— Requirements —
Identify every line in the records below that contains the word "NO₂更易转化成NO₃", and reproduce each one.

— Exercise input —
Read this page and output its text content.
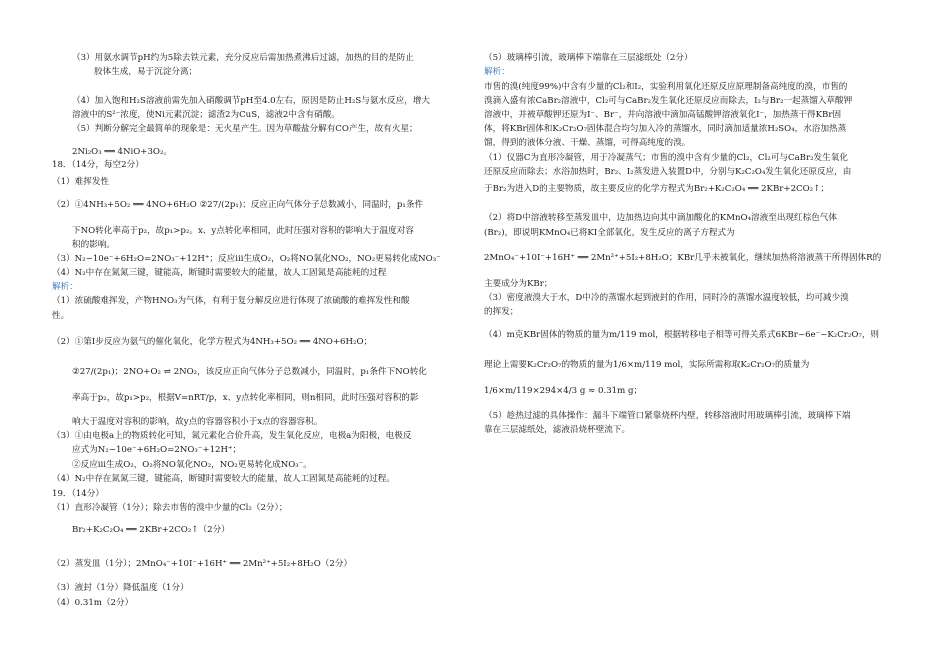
（3）用氨水调节pH约为5除去铁元素，充分反应后需加热煮沸后过滤，加热的目的是防止
胶体生成，易于沉淀分离；
（4）加入饱和H₂S溶液前需先加入硝酸调节pH至4.0左右，原因是防止H₂S与氨水反应，增大
溶液中的S²⁻浓度，使Ni元素沉淀；滤渣2为CuS，滤液2中含有硝酸。
（5）判断分解完全最简单的现象是：无火星产生。因为草酸盐分解有CO产生，故有火星；
2Ni₂O₃ ══ 4NiO+3O₂。
18．（14分，每空2分）
（1）难挥发性
（2）①4NH₃+5O₂ ══ 4NO+6H₂O ②27/(2p₁)；反应正向气体分子总数减小，同温时，p₁条件
下NO转化率高于p₂，故p₁>p₂。x、y点转化率相同，此时压强对容积的影响大于温度对容
积的影响。
（3）N₂−10e⁻+6H₂O=2NO₃⁻+12H⁺；反应iii生成O₂，O₂将NO氧化NO₂，NO₂更易转化成NO₃⁻
（4）N₂中存在氮氮三键，键能高，断键时需要较大的能量，故人工固氮是高能耗的过程
解析：
（1）浓硫酸难挥发，产物HNO₃为气体，有利于复分解反应进行体现了浓硫酸的难挥发性和酸
性。
（2）①第I步反应为氨气的催化氧化，化学方程式为4NH₃+5O₂ ══ 4NO+6H₂O；
②27/(2p₁)；2NO+O₂ ⇌ 2NO₂，该反应正向气体分子总数减小，同温时，p₁条件下NO转化
率高于p₂，故p₁>p₂，根据V=nRT/p，x、y点转化率相同，则n相同，此时压强对容积的影
响大于温度对容积的影响，故y点的容器容积小于x点的容器容积。
（3）①由电极a上的物质转化可知，氮元素化合价升高，发生氧化反应，电极a为阳极，电极反
应式为N₂−10e⁻+6H₂O=2NO₃⁻+12H⁺；
②反应iii生成O₂，O₂将NO氧化NO₂，NO₂更易转化成NO₃⁻。
（4）N₂中存在氮氮三键，键能高，断键时需要较大的能量，故人工固氮是高能耗的过程。
19．（14分）
（1）直形冷凝管（1分）；除去市售的溴中少量的Cl₂（2分）；
Br₂+K₂C₂O₄ ══ 2KBr+2CO₂↑（2分）
（2）蒸发皿（1分）；2MnO₄⁻+10I⁻+16H⁺ ══ 2Mn²⁺+5I₂+8H₂O（2分）
（3）液封（1分）降低温度（1分）
（4）0.31m（2分）
（5）玻璃棒引流，玻璃棒下端靠在三层滤纸处（2分）
解析：
市售的溴(纯度99%)中含有少量的Cl₂和I₂，实验利用氧化还原反应原理制备高纯度的溴，市售的
溴滴入盛有浓CaBr₂溶液中，Cl₂可与CaBr₂发生氧化还原反应而除去，I₂与Br₂一起蒸馏入草酸钾
溶液中，并被草酸钾还原为I⁻、Br⁻，并向溶液中滴加高锰酸钾溶液氧化I⁻，加热蒸干得KBr固
体，将KBr固体和K₂Cr₂O₇固体混合均匀加入冷的蒸馏水，同时滴加适量浓H₂SO₄，水浴加热蒸
馏，得到的液体分液、干燥、蒸馏，可得高纯度的溴。
（1）仪器C为直形冷凝管，用于冷凝蒸气；市售的溴中含有少量的Cl₂，Cl₂可与CaBr₂发生氧化
还原反应而除去；水浴加热时，Br₂、I₂蒸发进入装置D中，分别与K₂C₂O₄发生氧化还原反应，由
于Br₂为进入D的主要物质，故主要反应的化学方程式为Br₂+K₂C₂O₄ ══ 2KBr+2CO₂↑；
（2）将D中溶液转移至蒸发皿中，边加热边向其中滴加酸化的KMnO₄溶液至出现红棕色气体
(Br₂)，即说明KMnO₄已将KI全部氧化，发生反应的离子方程式为
2MnO₄⁻+10I⁻+16H⁺ ══ 2Mn²⁺+5I₂+8H₂O；KBr几乎未被氧化，继续加热将溶液蒸干所得固体R的
主要成分为KBr；
（3）密度液溴大于水，D中冷的蒸馏水起到液封的作用，同时冷的蒸馏水温度较低，均可减少溴
的挥发；
（4）m克KBr固体的物质的量为m/119 mol，根据转移电子相等可得关系式6KBr~6e⁻~K₂Cr₂O₇，则
理论上需要K₂Cr₂O₇的物质的量为1/6×m/119 mol，实际所需称取K₂Cr₂O₇的质量为
1/6×m/119×294×4/3 g ≈ 0.31m g；
（5）趁热过滤的具体操作：漏斗下端管口紧靠烧杯内壁，转移溶液时用玻璃棒引流，玻璃棒下端
靠在三层滤纸处，滤液沿烧杯壁流下。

— Exercise answer —
（3）N₂−10e⁻+6H₂O=2NO₃⁻+12H⁺；反应iii生成O₂，O₂将NO氧化NO₂，NO₂更易转化成NO₃⁻
②反应iii生成O₂，O₂将NO氧化NO₂，NO₂更易转化成NO₃⁻。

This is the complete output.